*ENUNCIADO DA TAREFA*.
Escreva a continuação da reportagem sobre o que bolsonaristas celebram na vitória de Donald Trump, a partir da última frase do trecho.

3 fatores que bolsonaristas celebram na
vitória de Donald Trump
A volta de Donald
Trump à Casa Branca como novo presidente americano deverá produzir efeitos políticos
diretos no Brasil e no mundo, segundo expoentes da direita bolsonaristas
ouvidos pela BBC News Brasil.
• Confira todos os resultados das eleições
dos EUA 2024
Poucos dias antes das
eleições americanas, realizada na terça-feira (5/11), na qual Trump derrotou a
candidata democrata e atual vice-presidente Kamala Harris, a reportagem
conversou com Paulo Figueiredo, ex-comentarista da Jovem Pan, e Ernesto Araújo,
que chefiou o Itamaraty no governo Bolsonaro.
Ambos se envolveram,
em diferente intensidade, em um esforço de brasileiros na campanha online
pró-Trump e atuam como uma interface entre representantes da direita do Brasil
e dos Estados Unidos, se consolidando como vozes influentes na diáspora
brasileira em território americano.
Araújo soma quase 900
mil seguidores em sua conta no X (antigo Twitter) e, atualmente licenciado do
Itamaraty, vende cursos online de formação política à direita, que ele admite
ter criado sob "inspiração" do guru Olavo de Carvalho, morto há dois
anos.
Já Figueiredo, cuja
conta na rede social X está atualmente bloqueada no Brasil por determinação do
Supremo Tribunal Federal, reúne 1,3 milhão de seguidores ali. Nos EUA, ele
consegue operar seu perfil normalmente, sem restrições legais.
Figueiredo é alvo de
investigação da Polícia Federal, que o acusa de ter participação na suposta
tentativa de golpe de Estado liderada por alguns expoentes do governo de
Bolsonaro depois da derrota eleitoral de 2022, o que ele nega.
Em diferentes graus,
Araújo e Figueiredo estão convencidos de que, no poder, Trump colocará em
evidência o ex-presidente Bolsonaro, levará o bolsonarismo a retomar seu foco
em uma agenda de direita radical, produzirá impactos no modo como o Brasil
combate as fake news e deverá aprofundar os intercâmbios políticos de
lideranças conservadoras de direita em âmbito global.
• Bolsonaro em evidência e mudança de
atmosfera
Paulo Figueiredo
recorda que o ex-presidente Donald Trump tem "um enorme carinho
pessoal" por Bolsonaro e por seu filho, o deputado federal Eduardo
Bolsonaro. Ele acredita que essa proximidade vai derivar em uma maior e natural
atenção ao político brasileiro.

*LINHAS EXTRAÍDAS*.
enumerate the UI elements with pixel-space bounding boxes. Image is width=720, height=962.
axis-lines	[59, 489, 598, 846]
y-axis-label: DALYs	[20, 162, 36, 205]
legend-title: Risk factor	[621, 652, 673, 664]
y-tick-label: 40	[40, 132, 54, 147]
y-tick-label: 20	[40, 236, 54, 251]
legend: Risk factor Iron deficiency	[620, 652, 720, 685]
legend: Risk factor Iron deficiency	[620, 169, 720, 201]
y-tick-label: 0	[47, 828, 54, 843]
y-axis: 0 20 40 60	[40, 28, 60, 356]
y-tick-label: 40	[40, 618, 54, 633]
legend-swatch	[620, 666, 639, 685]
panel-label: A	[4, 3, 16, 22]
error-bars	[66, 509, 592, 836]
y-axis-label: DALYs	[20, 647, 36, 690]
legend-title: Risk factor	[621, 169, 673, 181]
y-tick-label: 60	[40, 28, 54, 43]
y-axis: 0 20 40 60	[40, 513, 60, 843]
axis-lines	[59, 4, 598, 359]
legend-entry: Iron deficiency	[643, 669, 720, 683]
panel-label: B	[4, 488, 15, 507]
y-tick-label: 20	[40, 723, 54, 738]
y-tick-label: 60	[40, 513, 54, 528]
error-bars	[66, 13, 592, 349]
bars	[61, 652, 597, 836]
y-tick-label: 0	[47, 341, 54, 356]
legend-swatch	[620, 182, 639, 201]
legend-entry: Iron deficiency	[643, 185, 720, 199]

*RESPOSTA*.
Os bolsonaristas não
estão sozinhos na avaliação. O ex-subsecretário do Departamento de Estado para
o Hemisfério Ocidental, Thomas Shannon, que serviu também como embaixador dos
Estados Unidos no Brasil, vê na volta de Trump ao poder como o provável início
de um novo capítulo da recente história espelhada que Brasil e Estados Unidos
têm escrito.
Nos últimos dez anos,
os dois países viveram o desgaste dos políticos tradicionais, a ascensão ao
poder de modelos populistas de direita, a derrota nas urnas dos representantes
desse modelo (Trump e Bolsonaro), as contestações ao modelo democrático que culminaram
em ataques físicos às instituições pelos apoiadores desses líderes, como a
invasão ao Capitólio, em 6 de janeiro de 2021, e a depredação da Praça dos Três
Poderes, em 8 de janeiro de 2023.
Trump reeleito, disse
Shannon, "deve ajudar Bolsonaro, porque mostra que é possível perder e
ainda assim voltar ao poder quatro anos depois".
A questão é que, à
diferença de Trump, Bolsonaro está inelegível.
O ex-presidente, que
também é alvo de outras investigações no âmbito da Polícia Federal, não pode
concorrer a cargos eletivos até 2030.
Em sentença de junho
de 2023, o Tribunal Superior Eleitoral (TSE) entendeu que ele cometeu abuso de
poder político e uso indevido dos meios de comunicação em uma reunião com
embaixadores durante a campanha de 2022 na qual atacou, sem provas, as urnas
eletrônicas.
Bolsonaro, no entanto,
refuta o veredito e tem dito que vai concorrer em 2026, sem explicar como. Para
que isso aconteça, ele teria que conseguir deixar sem efeito a punição do TSE.
Um dos caminhos seria
aprovar no Congresso um projeto de anistia para ele e envolvidos no ataque à
sede dos Três Poderes em janeiro de 2023.
A avaliação de
analistas, no entanto, é que Bolsonaro, ao mesmo tempo em que demonstrou força
nas eleições municipais nas grandes cidades, também amargou derrotas, o que não
faria a pauta de anistia tão forte no Congresso.
Tanto Figueiredo como
o ex-chanceler Araújo foram categóricos em dizer que Trump “não se envolveria
na política interna do Brasil” quando perguntados sobre como o governo do
republicano poderia influenciar a aprovação de um projeto de anistia.
Mas não descartam que
Trump seja capaz de promover uma mudança de atmosfera que faça as autoridades
brasileiras repensarem suas ações.
• Musk e expectativa de pressão sobre Lula
e STF
"Elon Musk vai
ter influência no governo Trump, e o Brasil está no mapa mental do Musk, então
eu acho que ele vai influenciar a percepção sobre Brasil", diz Ernesto
Araújo.
No cálculo dos
bolsonaristas, o tamanho que se projeta que o bilionário dono da Tesla, do X e
da Space X, terá na futura administração é motivo de celebração.
"O grande tema do
momento no mundo é a liberdade de expressão, e o Musk vê o Brasil como uma das
principais frentes de batalha no assunto, por tudo o que aconteceu com o
X", segue Araújo.
"Então é alguém
que pode influenciar a administração do Trump em medidas que sejam, de certa
forma, mais críticas da ausência de liberdade de expressão no Brasil, mais
favoráveis a uma pressão.”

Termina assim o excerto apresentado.